> Selected passage
Infosecact IT Audit Processes
Everything You Need to Keep Your Data Secure
Many companies, regardless of their industry, are investing more and more resources into technology. Whether it be money, time, or staff, the impact that technology can have on a business is becoming clearer every day. One of the ways you can better invest in your company is by understanding information technology audits, otherwise known as IT audits, which work to ensure your data and network are safe from an attack. After all, it can make all the difference between a successful company and one that fails because of a data breach.
What is an IT audit?
An IT audit is the examination and evaluation of an organization’s information technology infrastructure, policies and operations. Information technology audits determine whether IT controls protect corporate assets, ensure data integrity and are aligned with the business’s overall goals.
What does an IT auditor do?
Exact job duties for an IT auditor may vary, but some examples of their responsibilities may include:
- Assess the reliability of IT systems and applications
- Collaborate with other departments and teams about IT and its role in business and ethics compliance
- Conduct computer audits and automated data processing (ADP) audits
- Create internal audit reports
- Determine what technologies an organization may need in the future
- Develop and implement robust IT infrastructure
- Evaluate the security and compliance of records and other important information
- Monitor internal performance controls
- Translate and explain complex IT issues and concepts for other coworkers
How to become an IT auditor.

> Direction
Print the passage of the IT audit page starting at "Infosecact IT Audit" and ending at "a data breach.". Work only from the IT audit page.

> Supplied entries
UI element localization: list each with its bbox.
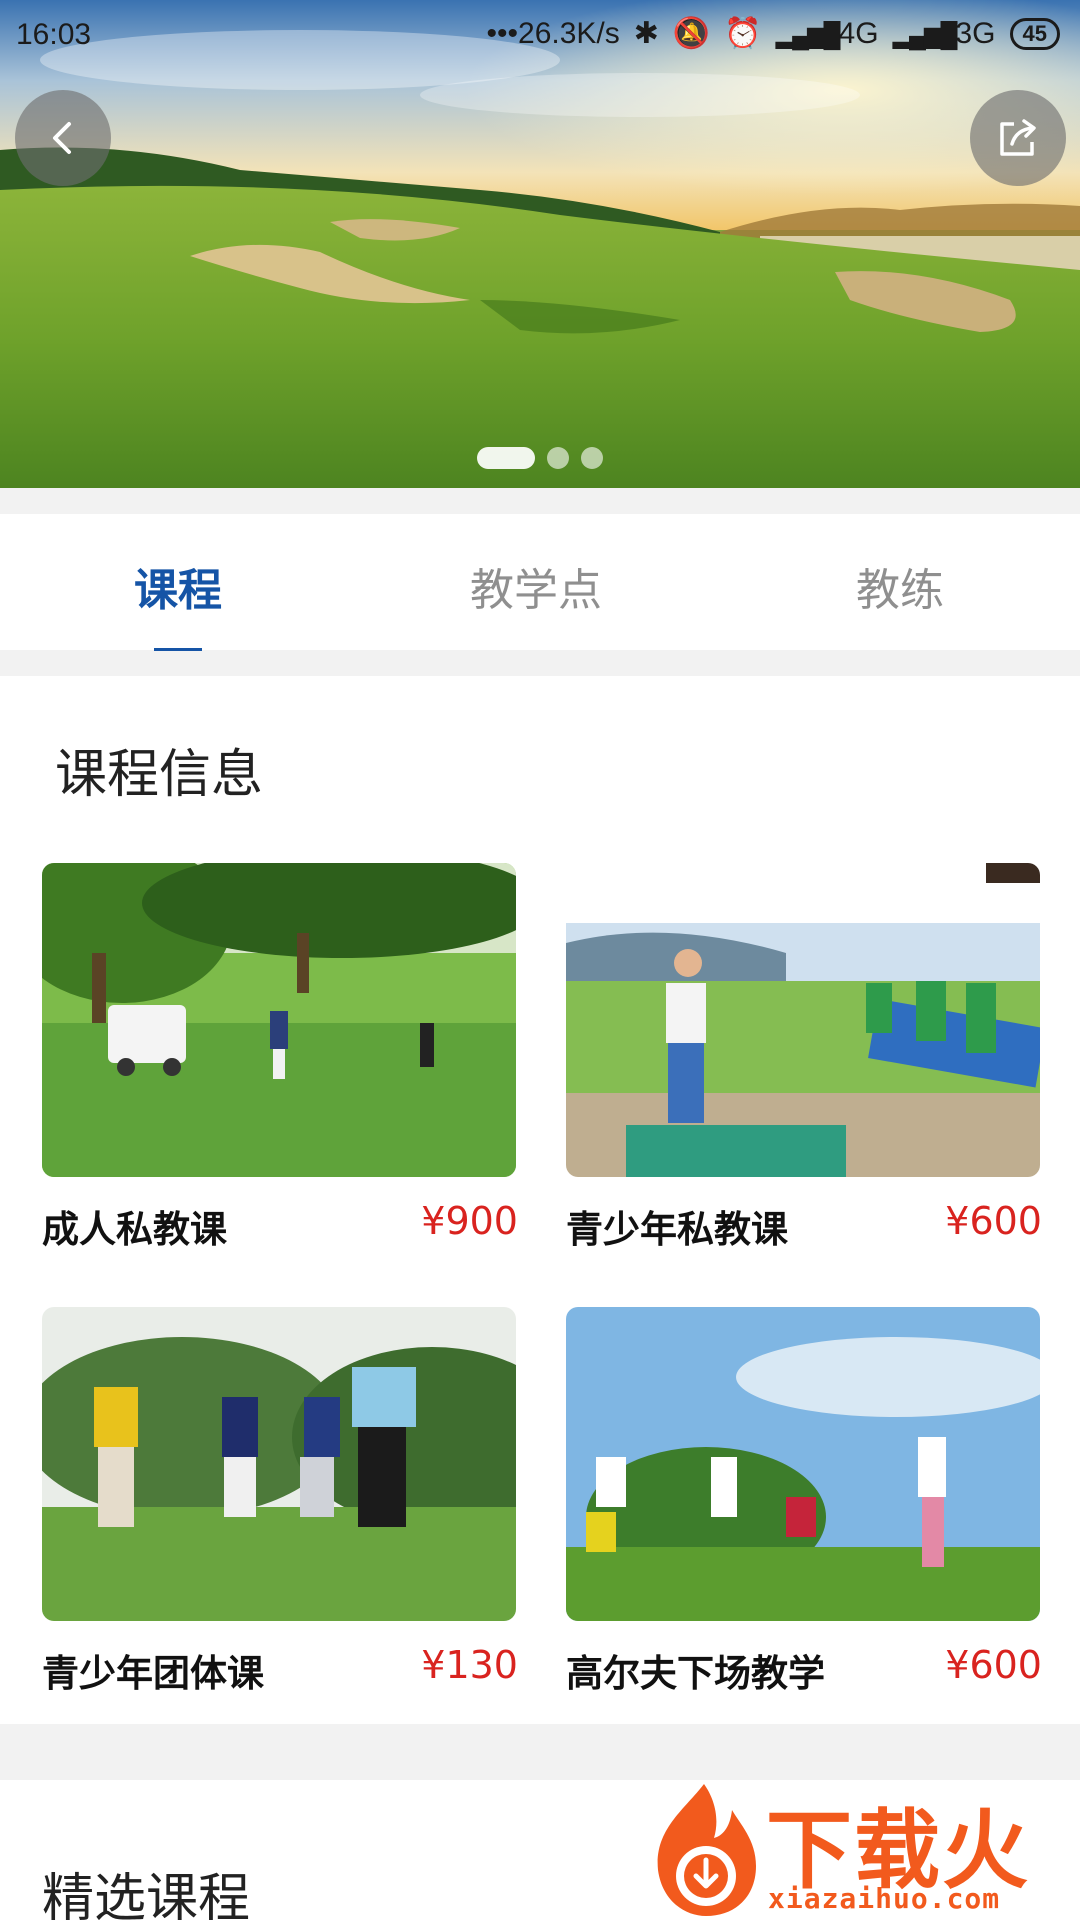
--
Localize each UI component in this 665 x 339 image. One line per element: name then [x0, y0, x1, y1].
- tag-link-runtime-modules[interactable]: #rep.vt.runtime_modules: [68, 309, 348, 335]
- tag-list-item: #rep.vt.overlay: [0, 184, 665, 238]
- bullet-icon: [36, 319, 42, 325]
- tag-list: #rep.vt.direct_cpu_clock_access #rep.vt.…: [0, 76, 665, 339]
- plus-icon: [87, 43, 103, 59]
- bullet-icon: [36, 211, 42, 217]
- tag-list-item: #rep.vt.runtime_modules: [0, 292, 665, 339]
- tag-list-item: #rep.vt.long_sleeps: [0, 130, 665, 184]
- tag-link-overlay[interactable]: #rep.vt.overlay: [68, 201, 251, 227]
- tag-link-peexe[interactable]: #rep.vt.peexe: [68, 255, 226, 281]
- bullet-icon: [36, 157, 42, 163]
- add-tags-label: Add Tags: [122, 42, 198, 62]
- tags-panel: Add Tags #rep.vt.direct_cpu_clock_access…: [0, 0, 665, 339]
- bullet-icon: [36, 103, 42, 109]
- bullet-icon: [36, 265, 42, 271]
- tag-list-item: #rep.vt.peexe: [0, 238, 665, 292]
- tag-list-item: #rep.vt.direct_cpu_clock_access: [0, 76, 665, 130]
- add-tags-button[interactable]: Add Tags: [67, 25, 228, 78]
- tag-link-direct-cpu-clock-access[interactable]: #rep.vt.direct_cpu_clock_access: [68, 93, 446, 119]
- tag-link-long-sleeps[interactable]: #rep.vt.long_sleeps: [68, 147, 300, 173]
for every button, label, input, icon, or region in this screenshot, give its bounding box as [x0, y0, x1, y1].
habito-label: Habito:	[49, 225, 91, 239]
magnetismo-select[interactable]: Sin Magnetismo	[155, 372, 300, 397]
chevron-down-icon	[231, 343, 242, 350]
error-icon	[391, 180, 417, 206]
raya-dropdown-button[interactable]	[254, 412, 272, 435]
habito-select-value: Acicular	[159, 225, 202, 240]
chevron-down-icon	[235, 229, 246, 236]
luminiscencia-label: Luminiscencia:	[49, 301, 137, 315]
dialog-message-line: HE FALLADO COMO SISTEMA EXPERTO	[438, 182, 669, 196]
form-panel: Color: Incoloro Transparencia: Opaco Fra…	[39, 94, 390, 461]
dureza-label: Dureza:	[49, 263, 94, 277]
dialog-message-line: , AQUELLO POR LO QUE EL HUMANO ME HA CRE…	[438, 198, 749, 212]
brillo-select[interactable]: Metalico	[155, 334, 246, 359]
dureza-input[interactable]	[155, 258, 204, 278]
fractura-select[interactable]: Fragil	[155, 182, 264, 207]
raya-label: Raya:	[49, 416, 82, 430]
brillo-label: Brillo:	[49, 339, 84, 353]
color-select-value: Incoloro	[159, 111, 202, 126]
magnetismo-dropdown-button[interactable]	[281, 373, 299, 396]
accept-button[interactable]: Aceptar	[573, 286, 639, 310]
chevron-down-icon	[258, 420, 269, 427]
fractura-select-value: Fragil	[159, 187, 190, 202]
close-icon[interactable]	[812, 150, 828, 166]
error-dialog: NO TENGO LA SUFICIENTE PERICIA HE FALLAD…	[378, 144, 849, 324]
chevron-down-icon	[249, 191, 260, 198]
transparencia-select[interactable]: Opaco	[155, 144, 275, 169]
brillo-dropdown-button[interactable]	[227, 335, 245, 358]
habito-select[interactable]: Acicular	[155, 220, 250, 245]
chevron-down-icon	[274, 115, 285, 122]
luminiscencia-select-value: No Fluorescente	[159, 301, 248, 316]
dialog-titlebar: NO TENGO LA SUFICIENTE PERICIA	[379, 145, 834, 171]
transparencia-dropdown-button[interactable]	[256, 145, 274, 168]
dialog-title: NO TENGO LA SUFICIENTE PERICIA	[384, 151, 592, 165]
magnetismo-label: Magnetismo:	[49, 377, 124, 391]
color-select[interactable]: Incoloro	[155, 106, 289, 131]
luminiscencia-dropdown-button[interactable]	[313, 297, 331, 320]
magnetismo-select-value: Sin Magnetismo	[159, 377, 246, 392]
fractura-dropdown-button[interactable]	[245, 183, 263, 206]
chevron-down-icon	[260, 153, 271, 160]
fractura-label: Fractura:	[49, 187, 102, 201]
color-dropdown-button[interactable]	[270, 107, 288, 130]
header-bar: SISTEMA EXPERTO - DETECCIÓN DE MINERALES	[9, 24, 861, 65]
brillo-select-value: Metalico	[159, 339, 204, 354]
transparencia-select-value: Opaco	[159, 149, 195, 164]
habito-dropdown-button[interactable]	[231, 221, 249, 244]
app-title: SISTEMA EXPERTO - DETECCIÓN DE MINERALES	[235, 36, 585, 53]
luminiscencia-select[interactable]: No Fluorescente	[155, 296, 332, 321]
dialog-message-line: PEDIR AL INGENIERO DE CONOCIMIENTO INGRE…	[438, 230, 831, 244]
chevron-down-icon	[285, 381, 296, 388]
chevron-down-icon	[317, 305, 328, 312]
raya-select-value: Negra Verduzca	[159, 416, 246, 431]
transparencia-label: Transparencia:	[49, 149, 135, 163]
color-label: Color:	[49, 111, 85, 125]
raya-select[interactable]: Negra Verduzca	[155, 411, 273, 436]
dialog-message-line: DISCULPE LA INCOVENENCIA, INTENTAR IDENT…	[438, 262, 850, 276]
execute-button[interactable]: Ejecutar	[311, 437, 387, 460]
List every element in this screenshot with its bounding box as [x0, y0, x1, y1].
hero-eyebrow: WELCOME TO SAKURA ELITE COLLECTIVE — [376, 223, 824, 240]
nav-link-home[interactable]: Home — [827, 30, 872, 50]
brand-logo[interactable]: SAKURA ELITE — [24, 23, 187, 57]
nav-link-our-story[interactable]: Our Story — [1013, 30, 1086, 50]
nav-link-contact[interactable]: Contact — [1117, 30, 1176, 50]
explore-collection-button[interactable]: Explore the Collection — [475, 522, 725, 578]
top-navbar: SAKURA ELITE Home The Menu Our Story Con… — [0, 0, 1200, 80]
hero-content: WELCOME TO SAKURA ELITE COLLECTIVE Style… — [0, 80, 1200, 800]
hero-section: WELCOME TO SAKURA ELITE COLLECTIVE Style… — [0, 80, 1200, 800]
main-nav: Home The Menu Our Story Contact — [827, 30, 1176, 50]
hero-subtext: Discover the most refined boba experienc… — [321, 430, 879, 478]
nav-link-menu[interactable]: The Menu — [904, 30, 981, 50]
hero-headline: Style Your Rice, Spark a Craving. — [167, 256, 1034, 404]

> Result of the task
Infosecact IT Audit Processes
Everything You Need to Keep Your Data Secure
Many companies, regardless of their industry, are investing more and more resources into technology. Whether it be money, time, or staff, the impact that technology can have on a business is becoming clearer every day. One of the ways you can better invest in your company is by understanding information technology audits, otherwise known as IT audits, which work to ensure your data and network are safe from an attack. After all, it can make all the difference between a successful company and one that fails because of a data breach.